<<<<
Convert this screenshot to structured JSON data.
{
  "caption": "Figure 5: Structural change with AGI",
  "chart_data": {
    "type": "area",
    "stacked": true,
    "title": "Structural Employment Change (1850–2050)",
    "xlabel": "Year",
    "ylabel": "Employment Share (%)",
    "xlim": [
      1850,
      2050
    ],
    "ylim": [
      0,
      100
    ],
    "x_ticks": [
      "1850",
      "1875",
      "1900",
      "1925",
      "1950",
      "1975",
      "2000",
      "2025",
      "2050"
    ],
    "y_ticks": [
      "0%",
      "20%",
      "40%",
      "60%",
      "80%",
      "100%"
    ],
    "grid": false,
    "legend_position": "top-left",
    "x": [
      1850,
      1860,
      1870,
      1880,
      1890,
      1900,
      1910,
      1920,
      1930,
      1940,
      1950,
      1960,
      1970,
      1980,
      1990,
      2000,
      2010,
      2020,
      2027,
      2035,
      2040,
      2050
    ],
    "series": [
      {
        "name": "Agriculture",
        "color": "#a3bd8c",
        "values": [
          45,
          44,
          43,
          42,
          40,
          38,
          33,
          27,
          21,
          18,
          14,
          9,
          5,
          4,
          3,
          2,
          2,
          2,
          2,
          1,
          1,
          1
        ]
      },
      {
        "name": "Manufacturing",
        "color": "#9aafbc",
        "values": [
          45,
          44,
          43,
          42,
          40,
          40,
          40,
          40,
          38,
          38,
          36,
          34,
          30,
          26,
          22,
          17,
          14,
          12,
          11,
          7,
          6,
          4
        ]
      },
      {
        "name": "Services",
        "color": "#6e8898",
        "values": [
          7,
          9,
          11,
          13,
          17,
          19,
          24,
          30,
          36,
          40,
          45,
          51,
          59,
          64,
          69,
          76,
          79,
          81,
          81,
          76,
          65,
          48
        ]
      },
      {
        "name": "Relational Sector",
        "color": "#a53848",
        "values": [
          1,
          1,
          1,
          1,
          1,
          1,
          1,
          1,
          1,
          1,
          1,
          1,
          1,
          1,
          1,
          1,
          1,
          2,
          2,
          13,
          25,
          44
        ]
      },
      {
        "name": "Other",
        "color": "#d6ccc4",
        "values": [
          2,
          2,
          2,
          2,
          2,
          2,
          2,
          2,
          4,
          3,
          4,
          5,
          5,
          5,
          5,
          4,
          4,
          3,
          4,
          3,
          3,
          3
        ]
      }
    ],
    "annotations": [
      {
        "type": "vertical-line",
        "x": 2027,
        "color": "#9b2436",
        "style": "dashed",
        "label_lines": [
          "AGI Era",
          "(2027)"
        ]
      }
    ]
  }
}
>>>>
= Task =
Where a line above contains the string "Structural", copy that line.

= Output for this task =
  "caption": "Figure 5: Structural change with AGI",
    "title": "Structural Employment Change (1850–2050)",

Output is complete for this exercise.